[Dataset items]
<<<<

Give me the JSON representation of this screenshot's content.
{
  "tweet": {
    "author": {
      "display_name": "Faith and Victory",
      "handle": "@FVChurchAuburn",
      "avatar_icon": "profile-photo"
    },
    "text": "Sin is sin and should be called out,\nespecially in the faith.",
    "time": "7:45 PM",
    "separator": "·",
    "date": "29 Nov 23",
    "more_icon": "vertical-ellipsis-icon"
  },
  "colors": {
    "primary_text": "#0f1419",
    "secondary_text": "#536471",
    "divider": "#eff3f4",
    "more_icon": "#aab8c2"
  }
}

>>>>

Copy out all of the lines above exactly.

> [Output of the task]
Give me the JSON representation of this screenshot's content.
{
  "tweet": {
    "author": {
      "display_name": "Faith and Victory",
      "handle": "@FVChurchAuburn",
      "avatar_icon": "profile-photo"
    },
    "text": "Sin is sin and should be called out,\nespecially in the faith.",
    "time": "7:45 PM",
    "separator": "·",
    "date": "29 Nov 23",
    "more_icon": "vertical-ellipsis-icon"
  },
  "colors": {
    "primary_text": "#0f1419",
    "secondary_text": "#536471",
    "divider": "#eff3f4",
    "more_icon": "#aab8c2"
  }
}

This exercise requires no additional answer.